--- Instructions for the task ---
Take the entries below and print all of them exactly, please.

--- Data provided ---
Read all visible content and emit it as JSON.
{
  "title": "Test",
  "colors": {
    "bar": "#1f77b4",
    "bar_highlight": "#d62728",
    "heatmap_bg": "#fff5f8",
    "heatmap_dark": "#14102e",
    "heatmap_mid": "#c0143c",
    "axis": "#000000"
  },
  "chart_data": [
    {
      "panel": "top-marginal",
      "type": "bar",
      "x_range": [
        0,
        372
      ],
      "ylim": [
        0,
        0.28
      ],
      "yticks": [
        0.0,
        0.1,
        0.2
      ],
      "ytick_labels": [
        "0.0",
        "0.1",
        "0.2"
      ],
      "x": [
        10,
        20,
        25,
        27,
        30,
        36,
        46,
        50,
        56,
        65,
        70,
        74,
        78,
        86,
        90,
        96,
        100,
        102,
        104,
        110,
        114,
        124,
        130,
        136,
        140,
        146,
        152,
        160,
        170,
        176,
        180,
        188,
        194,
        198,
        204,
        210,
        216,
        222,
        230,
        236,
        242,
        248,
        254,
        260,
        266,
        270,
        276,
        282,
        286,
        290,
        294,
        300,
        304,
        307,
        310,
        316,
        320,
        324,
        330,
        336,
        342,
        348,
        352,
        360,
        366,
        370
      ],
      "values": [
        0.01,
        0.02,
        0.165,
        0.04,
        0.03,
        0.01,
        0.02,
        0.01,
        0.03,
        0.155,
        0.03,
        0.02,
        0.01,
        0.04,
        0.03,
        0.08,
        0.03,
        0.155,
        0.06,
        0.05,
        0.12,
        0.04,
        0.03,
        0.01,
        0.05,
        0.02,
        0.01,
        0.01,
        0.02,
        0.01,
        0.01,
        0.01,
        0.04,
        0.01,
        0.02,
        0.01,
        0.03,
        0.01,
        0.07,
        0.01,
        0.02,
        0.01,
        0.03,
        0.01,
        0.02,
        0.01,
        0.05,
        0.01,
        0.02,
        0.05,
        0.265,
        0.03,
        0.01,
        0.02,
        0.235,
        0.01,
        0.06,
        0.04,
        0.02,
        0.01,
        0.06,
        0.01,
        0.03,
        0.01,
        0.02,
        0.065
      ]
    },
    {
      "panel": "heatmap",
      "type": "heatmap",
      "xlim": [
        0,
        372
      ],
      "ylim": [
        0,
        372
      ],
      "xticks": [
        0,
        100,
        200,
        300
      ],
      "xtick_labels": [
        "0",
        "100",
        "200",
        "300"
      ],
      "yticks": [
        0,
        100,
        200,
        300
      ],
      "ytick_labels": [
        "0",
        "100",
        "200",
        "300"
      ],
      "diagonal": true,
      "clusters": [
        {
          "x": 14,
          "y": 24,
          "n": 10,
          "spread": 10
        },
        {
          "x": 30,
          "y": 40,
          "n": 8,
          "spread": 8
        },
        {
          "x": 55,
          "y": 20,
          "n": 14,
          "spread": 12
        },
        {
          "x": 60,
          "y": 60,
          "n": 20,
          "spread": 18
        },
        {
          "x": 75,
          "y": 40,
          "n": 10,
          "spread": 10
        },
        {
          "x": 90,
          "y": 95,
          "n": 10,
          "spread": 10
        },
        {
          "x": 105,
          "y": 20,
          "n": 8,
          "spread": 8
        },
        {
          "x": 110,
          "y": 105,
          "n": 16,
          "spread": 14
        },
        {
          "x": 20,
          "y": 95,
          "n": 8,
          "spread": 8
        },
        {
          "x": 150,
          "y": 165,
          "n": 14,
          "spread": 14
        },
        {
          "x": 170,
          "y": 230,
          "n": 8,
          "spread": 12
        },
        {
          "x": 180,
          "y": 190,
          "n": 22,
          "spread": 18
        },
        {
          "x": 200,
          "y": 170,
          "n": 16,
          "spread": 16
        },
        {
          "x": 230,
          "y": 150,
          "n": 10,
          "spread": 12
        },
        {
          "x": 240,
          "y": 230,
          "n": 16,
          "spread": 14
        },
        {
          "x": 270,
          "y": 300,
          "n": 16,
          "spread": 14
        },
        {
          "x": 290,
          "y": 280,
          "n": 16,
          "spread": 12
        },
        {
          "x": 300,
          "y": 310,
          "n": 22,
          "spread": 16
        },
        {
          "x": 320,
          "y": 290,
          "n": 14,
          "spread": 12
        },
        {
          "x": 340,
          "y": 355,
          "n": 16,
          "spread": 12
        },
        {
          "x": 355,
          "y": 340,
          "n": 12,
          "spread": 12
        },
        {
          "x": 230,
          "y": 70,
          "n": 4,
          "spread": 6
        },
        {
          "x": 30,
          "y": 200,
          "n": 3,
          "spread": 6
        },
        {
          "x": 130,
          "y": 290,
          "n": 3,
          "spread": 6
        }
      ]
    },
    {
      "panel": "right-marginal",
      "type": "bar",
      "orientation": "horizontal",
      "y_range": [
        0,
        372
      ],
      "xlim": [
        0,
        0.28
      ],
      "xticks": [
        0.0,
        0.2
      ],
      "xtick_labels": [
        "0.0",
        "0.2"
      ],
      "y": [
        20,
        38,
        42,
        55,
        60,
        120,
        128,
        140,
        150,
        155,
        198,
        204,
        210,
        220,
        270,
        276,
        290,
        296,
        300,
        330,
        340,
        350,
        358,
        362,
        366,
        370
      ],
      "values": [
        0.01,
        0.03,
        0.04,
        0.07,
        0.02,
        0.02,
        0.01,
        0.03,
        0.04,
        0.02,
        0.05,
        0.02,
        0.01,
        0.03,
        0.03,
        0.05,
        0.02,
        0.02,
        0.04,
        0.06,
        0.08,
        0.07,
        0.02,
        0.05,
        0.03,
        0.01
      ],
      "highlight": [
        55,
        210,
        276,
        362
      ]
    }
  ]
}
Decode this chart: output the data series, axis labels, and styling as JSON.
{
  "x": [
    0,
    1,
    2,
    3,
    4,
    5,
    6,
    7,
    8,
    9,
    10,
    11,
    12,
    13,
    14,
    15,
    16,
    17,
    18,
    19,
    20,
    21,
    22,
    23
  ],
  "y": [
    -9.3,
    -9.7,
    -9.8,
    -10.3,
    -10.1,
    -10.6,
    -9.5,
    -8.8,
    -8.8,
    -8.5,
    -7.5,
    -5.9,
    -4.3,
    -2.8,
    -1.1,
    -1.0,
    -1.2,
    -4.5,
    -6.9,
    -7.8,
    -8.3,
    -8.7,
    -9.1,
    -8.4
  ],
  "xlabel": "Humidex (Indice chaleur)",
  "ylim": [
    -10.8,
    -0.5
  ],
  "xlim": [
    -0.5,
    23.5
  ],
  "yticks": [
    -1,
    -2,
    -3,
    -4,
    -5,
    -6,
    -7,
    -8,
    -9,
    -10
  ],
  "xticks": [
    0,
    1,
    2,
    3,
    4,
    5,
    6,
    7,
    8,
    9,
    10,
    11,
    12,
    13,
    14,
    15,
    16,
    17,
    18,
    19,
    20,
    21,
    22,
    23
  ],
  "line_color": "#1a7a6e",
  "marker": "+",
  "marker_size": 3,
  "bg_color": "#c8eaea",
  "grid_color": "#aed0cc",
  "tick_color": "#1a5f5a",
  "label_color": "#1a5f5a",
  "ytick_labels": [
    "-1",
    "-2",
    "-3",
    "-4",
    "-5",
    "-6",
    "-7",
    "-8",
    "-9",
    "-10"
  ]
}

--- Exercise solution ---
Read all visible content and emit it as JSON.
{
  "title": "Test",
  "colors": {
    "bar": "#1f77b4",
    "bar_highlight": "#d62728",
    "heatmap_bg": "#fff5f8",
    "heatmap_dark": "#14102e",
    "heatmap_mid": "#c0143c",
    "axis": "#000000"
  },
  "chart_data": [
    {
      "panel": "top-marginal",
      "type": "bar",
      "x_range": [
        0,
        372
      ],
      "ylim": [
        0,
        0.28
      ],
      "yticks": [
        0.0,
        0.1,
        0.2
      ],
      "ytick_labels": [
        "0.0",
        "0.1",
        "0.2"
      ],
      "x": [
        10,
        20,
        25,
        27,
        30,
        36,
        46,
        50,
        56,
        65,
        70,
        74,
        78,
        86,
        90,
        96,
        100,
        102,
        104,
        110,
        114,
        124,
        130,
        136,
        140,
        146,
        152,
        160,
        170,
        176,
        180,
        188,
        194,
        198,
        204,
        210,
        216,
        222,
        230,
        236,
        242,
        248,
        254,
        260,
        266,
        270,
        276,
        282,
        286,
        290,
        294,
        300,
        304,
        307,
        310,
        316,
        320,
        324,
        330,
        336,
        342,
        348,
        352,
        360,
        366,
        370
      ],
      "values": [
        0.01,
        0.02,
        0.165,
        0.04,
        0.03,
        0.01,
        0.02,
        0.01,
        0.03,
        0.155,
        0.03,
        0.02,
        0.01,
        0.04,
        0.03,
        0.08,
        0.03,
        0.155,
        0.06,
        0.05,
        0.12,
        0.04,
        0.03,
        0.01,
        0.05,
        0.02,
        0.01,
        0.01,
        0.02,
        0.01,
        0.01,
        0.01,
        0.04,
        0.01,
        0.02,
        0.01,
        0.03,
        0.01,
        0.07,
        0.01,
        0.02,
        0.01,
        0.03,
        0.01,
        0.02,
        0.01,
        0.05,
        0.01,
        0.02,
        0.05,
        0.265,
        0.03,
        0.01,
        0.02,
        0.235,
        0.01,
        0.06,
        0.04,
        0.02,
        0.01,
        0.06,
        0.01,
        0.03,
        0.01,
        0.02,
        0.065
      ]
    },
    {
      "panel": "heatmap",
      "type": "heatmap",
      "xlim": [
        0,
        372
      ],
      "ylim": [
        0,
        372
      ],
      "xticks": [
        0,
        100,
        200,
        300
      ],
      "xtick_labels": [
        "0",
        "100",
        "200",
        "300"
      ],
      "yticks": [
        0,
        100,
        200,
        300
      ],
      "ytick_labels": [
        "0",
        "100",
        "200",
        "300"
      ],
      "diagonal": true,
      "clusters": [
        {
          "x": 14,
          "y": 24,
          "n": 10,
          "spread": 10
        },
        {
          "x": 30,
          "y": 40,
          "n": 8,
          "spread": 8
        },
        {
          "x": 55,
          "y": 20,
          "n": 14,
          "spread": 12
        },
        {
          "x": 60,
          "y": 60,
          "n": 20,
          "spread": 18
        },
        {
          "x": 75,
          "y": 40,
          "n": 10,
          "spread": 10
        },
        {
          "x": 90,
          "y": 95,
          "n": 10,
          "spread": 10
        },
        {
          "x": 105,
          "y": 20,
          "n": 8,
          "spread": 8
        },
        {
          "x": 110,
          "y": 105,
          "n": 16,
          "spread": 14
        },
        {
          "x": 20,
          "y": 95,
          "n": 8,
          "spread": 8
        },
        {
          "x": 150,
          "y": 165,
          "n": 14,
          "spread": 14
        },
        {
          "x": 170,
          "y": 230,
          "n": 8,
          "spread": 12
        },
        {
          "x": 180,
          "y": 190,
          "n": 22,
          "spread": 18
        },
        {
          "x": 200,
          "y": 170,
          "n": 16,
          "spread": 16
        },
        {
          "x": 230,
          "y": 150,
          "n": 10,
          "spread": 12
        },
        {
          "x": 240,
          "y": 230,
          "n": 16,
          "spread": 14
        },
        {
          "x": 270,
          "y": 300,
          "n": 16,
          "spread": 14
        },
        {
          "x": 290,
          "y": 280,
          "n": 16,
          "spread": 12
        },
        {
          "x": 300,
          "y": 310,
          "n": 22,
          "spread": 16
        },
        {
          "x": 320,
          "y": 290,
          "n": 14,
          "spread": 12
        },
        {
          "x": 340,
          "y": 355,
          "n": 16,
          "spread": 12
        },
        {
          "x": 355,
          "y": 340,
          "n": 12,
          "spread": 12
        },
        {
          "x": 230,
          "y": 70,
          "n": 4,
          "spread": 6
        },
        {
          "x": 30,
          "y": 200,
          "n": 3,
          "spread": 6
        },
        {
          "x": 130,
          "y": 290,
          "n": 3,
          "spread": 6
        }
      ]
    },
    {
      "panel": "right-marginal",
      "type": "bar",
      "orientation": "horizontal",
      "y_range": [
        0,
        372
      ],
      "xlim": [
        0,
        0.28
      ],
      "xticks": [
        0.0,
        0.2
      ],
      "xtick_labels": [
        "0.0",
        "0.2"
      ],
      "y": [
        20,
        38,
        42,
        55,
        60,
        120,
        128,
        140,
        150,
        155,
        198,
        204,
        210,
        220,
        270,
        276,
        290,
        296,
        300,
        330,
        340,
        350,
        358,
        362,
        366,
        370
      ],
      "values": [
        0.01,
        0.03,
        0.04,
        0.07,
        0.02,
        0.02,
        0.01,
        0.03,
        0.04,
        0.02,
        0.05,
        0.02,
        0.01,
        0.03,
        0.03,
        0.05,
        0.02,
        0.02,
        0.04,
        0.06,
        0.08,
        0.07,
        0.02,
        0.05,
        0.03,
        0.01
      ],
      "highlight": [
        55,
        210,
        276,
        362
      ]
    }
  ]
}
Decode this chart: output the data series, axis labels, and styling as JSON.
{
  "x": [
    0,
    1,
    2,
    3,
    4,
    5,
    6,
    7,
    8,
    9,
    10,
    11,
    12,
    13,
    14,
    15,
    16,
    17,
    18,
    19,
    20,
    21,
    22,
    23
  ],
  "y": [
    -9.3,
    -9.7,
    -9.8,
    -10.3,
    -10.1,
    -10.6,
    -9.5,
    -8.8,
    -8.8,
    -8.5,
    -7.5,
    -5.9,
    -4.3,
    -2.8,
    -1.1,
    -1.0,
    -1.2,
    -4.5,
    -6.9,
    -7.8,
    -8.3,
    -8.7,
    -9.1,
    -8.4
  ],
  "xlabel": "Humidex (Indice chaleur)",
  "ylim": [
    -10.8,
    -0.5
  ],
  "xlim": [
    -0.5,
    23.5
  ],
  "yticks": [
    -1,
    -2,
    -3,
    -4,
    -5,
    -6,
    -7,
    -8,
    -9,
    -10
  ],
  "xticks": [
    0,
    1,
    2,
    3,
    4,
    5,
    6,
    7,
    8,
    9,
    10,
    11,
    12,
    13,
    14,
    15,
    16,
    17,
    18,
    19,
    20,
    21,
    22,
    23
  ],
  "line_color": "#1a7a6e",
  "marker": "+",
  "marker_size": 3,
  "bg_color": "#c8eaea",
  "grid_color": "#aed0cc",
  "tick_color": "#1a5f5a",
  "label_color": "#1a5f5a",
  "ytick_labels": [
    "-1",
    "-2",
    "-3",
    "-4",
    "-5",
    "-6",
    "-7",
    "-8",
    "-9",
    "-10"
  ]
}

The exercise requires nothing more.